### [Your instructions]
Find each line containing the string "cruise" and return it.

Items from a figure collection
# # # #
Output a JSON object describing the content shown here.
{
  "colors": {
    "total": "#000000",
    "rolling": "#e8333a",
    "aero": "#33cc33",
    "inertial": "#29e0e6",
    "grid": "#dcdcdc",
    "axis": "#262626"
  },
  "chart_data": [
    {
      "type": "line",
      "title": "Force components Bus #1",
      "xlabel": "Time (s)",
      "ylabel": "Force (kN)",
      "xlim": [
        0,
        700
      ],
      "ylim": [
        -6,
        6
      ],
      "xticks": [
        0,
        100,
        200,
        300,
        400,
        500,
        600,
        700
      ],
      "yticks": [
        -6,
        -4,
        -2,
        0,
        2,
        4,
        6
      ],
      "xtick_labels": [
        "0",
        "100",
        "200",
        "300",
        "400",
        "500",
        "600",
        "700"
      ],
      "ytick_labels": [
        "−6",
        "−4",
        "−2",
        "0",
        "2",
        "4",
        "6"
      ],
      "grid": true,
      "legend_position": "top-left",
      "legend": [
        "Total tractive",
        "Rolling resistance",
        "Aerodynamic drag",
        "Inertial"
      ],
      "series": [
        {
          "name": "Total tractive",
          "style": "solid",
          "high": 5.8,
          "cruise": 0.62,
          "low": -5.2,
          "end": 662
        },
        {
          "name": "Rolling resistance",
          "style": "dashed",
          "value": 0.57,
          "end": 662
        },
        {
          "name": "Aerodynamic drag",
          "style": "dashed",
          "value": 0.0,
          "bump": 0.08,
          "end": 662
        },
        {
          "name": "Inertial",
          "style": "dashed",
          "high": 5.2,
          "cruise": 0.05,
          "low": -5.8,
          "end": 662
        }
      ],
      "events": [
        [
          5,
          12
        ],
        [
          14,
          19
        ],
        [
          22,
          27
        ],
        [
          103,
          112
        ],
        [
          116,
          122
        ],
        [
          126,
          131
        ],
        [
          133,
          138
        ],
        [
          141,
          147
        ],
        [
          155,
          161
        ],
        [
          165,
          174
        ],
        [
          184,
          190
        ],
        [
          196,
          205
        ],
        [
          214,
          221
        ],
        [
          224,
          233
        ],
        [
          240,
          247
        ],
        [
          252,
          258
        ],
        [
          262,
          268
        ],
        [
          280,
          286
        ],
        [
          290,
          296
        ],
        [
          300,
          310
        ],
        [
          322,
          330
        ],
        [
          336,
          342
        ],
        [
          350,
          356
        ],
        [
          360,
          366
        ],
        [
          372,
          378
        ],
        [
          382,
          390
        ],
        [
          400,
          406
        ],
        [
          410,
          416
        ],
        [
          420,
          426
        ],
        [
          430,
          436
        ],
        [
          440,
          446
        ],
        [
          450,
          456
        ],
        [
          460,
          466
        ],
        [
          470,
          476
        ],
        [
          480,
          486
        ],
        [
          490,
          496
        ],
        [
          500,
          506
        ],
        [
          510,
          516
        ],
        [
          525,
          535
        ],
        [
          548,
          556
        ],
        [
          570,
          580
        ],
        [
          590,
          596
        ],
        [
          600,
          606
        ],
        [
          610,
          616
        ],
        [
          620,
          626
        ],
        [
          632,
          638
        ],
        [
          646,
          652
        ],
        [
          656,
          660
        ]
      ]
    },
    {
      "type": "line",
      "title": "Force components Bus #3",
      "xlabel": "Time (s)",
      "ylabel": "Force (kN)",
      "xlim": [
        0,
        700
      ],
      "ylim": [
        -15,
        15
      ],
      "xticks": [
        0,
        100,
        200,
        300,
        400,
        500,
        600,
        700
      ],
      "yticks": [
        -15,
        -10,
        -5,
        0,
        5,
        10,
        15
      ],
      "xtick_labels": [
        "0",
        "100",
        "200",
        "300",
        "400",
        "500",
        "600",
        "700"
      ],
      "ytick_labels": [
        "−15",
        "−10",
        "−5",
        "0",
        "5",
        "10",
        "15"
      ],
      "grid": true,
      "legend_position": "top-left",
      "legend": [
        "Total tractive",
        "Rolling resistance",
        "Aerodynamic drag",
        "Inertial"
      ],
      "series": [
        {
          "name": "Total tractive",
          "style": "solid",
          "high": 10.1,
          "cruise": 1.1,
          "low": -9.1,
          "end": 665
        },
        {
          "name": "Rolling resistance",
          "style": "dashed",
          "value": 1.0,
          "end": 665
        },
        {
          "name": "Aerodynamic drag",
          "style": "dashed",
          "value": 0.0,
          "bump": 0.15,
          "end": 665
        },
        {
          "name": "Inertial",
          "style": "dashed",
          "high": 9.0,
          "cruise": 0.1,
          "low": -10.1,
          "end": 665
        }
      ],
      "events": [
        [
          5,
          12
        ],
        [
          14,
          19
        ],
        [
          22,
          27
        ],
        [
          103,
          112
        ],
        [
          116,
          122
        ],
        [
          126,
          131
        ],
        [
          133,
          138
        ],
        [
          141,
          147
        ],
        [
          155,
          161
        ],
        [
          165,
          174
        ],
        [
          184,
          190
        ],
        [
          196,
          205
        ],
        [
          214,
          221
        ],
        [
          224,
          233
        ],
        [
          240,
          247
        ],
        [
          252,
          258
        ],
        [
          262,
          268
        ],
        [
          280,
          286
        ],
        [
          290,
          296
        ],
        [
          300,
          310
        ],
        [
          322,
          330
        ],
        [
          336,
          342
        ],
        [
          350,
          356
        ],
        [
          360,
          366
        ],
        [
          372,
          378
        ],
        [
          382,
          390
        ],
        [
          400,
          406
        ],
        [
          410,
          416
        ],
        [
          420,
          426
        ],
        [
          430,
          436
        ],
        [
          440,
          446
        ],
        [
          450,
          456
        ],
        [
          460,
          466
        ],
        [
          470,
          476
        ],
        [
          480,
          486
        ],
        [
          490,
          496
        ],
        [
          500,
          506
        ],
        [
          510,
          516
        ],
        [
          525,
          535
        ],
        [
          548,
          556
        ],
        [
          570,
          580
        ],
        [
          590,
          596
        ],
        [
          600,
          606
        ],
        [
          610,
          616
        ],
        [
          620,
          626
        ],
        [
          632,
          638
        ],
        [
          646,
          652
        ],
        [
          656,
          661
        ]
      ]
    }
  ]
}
# # # #
### [Solution for this task]
          "cruise": 0.62,
          "cruise": 0.05,
          "cruise": 1.1,
          "cruise": 0.1,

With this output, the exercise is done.